- _What you are asked to do_
Everything in the data should be repeated exactly, save for the images.
· · · · · · ·
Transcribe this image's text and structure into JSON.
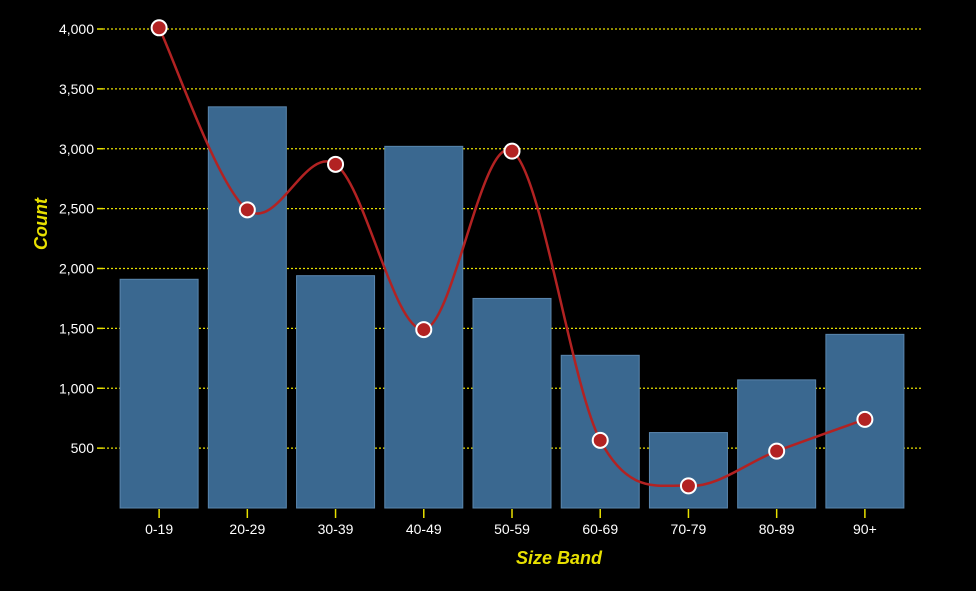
{
  "chart_data": {
    "type": "bar",
    "xlabel": "Size Band",
    "ylabel": "Count",
    "categories": [
      "0-19",
      "20-29",
      "30-39",
      "40-49",
      "50-59",
      "60-69",
      "70-79",
      "80-89",
      "90+"
    ],
    "series": [
      {
        "type": "bar",
        "values": [
          1910,
          3350,
          1940,
          3020,
          1750,
          1275,
          630,
          1070,
          1450
        ]
      },
      {
        "type": "line",
        "smooth": true,
        "values": [
          4010,
          2490,
          2870,
          1490,
          2980,
          565,
          185,
          475,
          740
        ]
      }
    ],
    "ylim": [
      0,
      4000
    ],
    "yticks": [
      500,
      1000,
      1500,
      2000,
      2500,
      3000,
      3500,
      4000
    ],
    "ytick_labels": [
      "500",
      "1,000",
      "1,500",
      "2,000",
      "2,500",
      "3,000",
      "3,500",
      "4,000"
    ],
    "grid": true,
    "colors": {
      "background": "#000000",
      "bar": "#3a6890",
      "bar_stroke": "#5a86ad",
      "line": "#b22222",
      "marker_fill": "#b22222",
      "marker_stroke": "#ffffff",
      "grid": "#e8e000",
      "axis_title": "#e8e000",
      "tick_label": "#ffffff",
      "tick_mark": "#e8e000"
    }
  }
}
· · · · · · ·
- _The result_
Transcribe this image's text and structure into JSON.
{
  "chart_data": {
    "type": "bar",
    "xlabel": "Size Band",
    "ylabel": "Count",
    "categories": [
      "0-19",
      "20-29",
      "30-39",
      "40-49",
      "50-59",
      "60-69",
      "70-79",
      "80-89",
      "90+"
    ],
    "series": [
      {
        "type": "bar",
        "values": [
          1910,
          3350,
          1940,
          3020,
          1750,
          1275,
          630,
          1070,
          1450
        ]
      },
      {
        "type": "line",
        "smooth": true,
        "values": [
          4010,
          2490,
          2870,
          1490,
          2980,
          565,
          185,
          475,
          740
        ]
      }
    ],
    "ylim": [
      0,
      4000
    ],
    "yticks": [
      500,
      1000,
      1500,
      2000,
      2500,
      3000,
      3500,
      4000
    ],
    "ytick_labels": [
      "500",
      "1,000",
      "1,500",
      "2,000",
      "2,500",
      "3,000",
      "3,500",
      "4,000"
    ],
    "grid": true,
    "colors": {
      "background": "#000000",
      "bar": "#3a6890",
      "bar_stroke": "#5a86ad",
      "line": "#b22222",
      "marker_fill": "#b22222",
      "marker_stroke": "#ffffff",
      "grid": "#e8e000",
      "axis_title": "#e8e000",
      "tick_label": "#ffffff",
      "tick_mark": "#e8e000"
    }
  }
}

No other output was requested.